Show every line in the entries below where the word "University" appears.

============

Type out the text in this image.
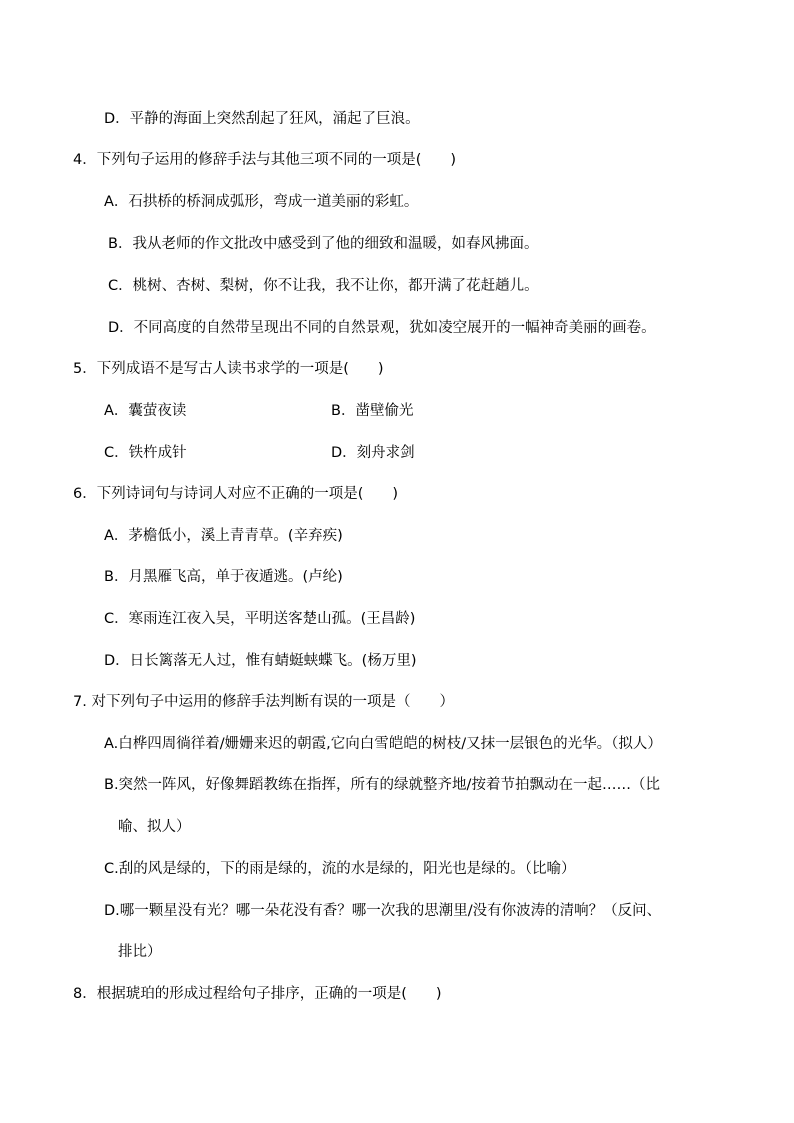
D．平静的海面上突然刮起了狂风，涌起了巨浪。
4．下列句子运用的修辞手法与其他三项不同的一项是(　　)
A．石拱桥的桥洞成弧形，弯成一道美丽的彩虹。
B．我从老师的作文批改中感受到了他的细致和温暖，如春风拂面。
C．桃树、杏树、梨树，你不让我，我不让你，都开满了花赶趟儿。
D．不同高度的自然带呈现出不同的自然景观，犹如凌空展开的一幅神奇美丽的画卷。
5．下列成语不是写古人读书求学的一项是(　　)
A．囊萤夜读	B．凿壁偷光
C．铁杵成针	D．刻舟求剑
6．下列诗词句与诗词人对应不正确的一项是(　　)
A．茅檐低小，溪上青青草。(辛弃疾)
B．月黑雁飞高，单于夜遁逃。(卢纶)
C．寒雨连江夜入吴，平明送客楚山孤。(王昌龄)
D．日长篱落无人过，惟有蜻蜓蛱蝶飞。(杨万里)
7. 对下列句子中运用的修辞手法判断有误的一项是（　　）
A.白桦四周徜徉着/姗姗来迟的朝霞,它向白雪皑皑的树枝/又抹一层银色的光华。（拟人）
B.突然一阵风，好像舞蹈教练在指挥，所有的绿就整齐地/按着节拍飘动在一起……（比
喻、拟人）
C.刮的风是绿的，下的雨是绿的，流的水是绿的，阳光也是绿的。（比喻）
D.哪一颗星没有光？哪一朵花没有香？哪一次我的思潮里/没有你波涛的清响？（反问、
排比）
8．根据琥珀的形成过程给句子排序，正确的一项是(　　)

============

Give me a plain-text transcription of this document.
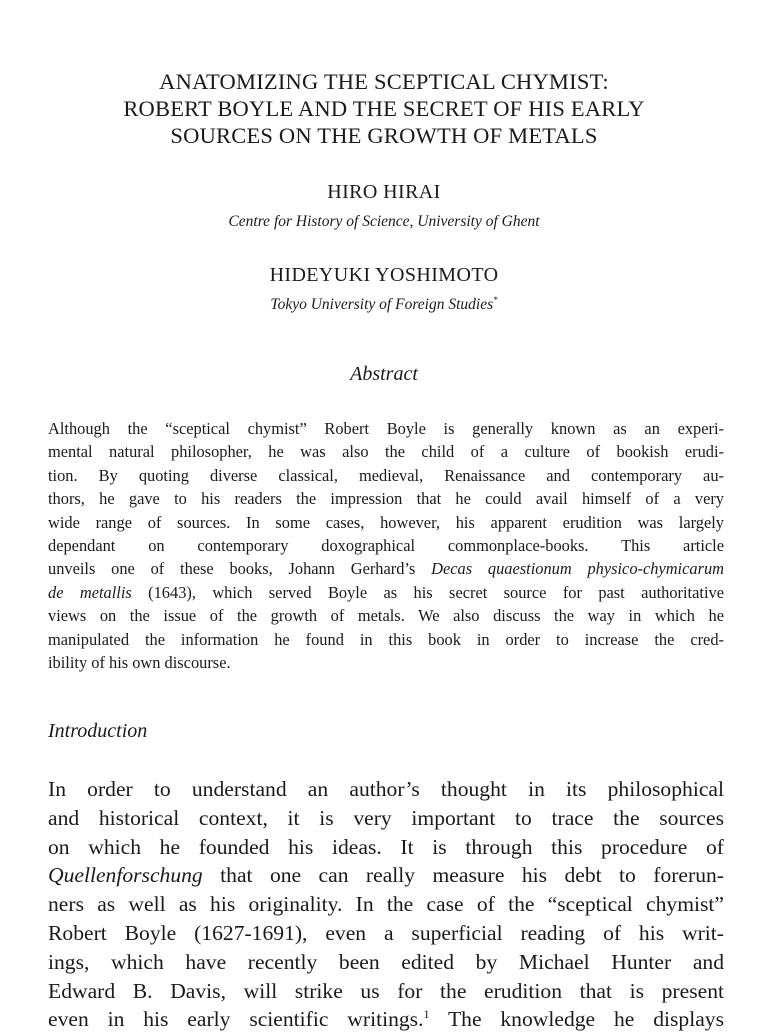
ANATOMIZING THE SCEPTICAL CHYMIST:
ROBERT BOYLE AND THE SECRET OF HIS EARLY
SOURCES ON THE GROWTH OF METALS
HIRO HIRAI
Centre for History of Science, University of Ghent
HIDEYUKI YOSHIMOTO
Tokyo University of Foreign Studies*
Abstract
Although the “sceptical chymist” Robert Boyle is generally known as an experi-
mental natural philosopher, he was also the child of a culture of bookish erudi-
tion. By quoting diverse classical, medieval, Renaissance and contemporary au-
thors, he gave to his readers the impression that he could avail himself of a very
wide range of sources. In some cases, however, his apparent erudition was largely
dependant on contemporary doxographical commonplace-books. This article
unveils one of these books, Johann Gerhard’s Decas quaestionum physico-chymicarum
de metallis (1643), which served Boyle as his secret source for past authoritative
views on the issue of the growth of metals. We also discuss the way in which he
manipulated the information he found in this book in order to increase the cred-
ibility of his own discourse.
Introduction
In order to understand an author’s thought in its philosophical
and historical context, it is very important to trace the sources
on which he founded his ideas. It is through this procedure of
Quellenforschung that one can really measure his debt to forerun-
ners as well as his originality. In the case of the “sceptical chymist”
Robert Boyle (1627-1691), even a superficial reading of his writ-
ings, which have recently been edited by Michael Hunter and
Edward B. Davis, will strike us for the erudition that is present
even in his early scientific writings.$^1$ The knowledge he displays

============

→ **Output for this task**:
Centre for History of Science, University of Ghent
Tokyo University of Foreign Studies*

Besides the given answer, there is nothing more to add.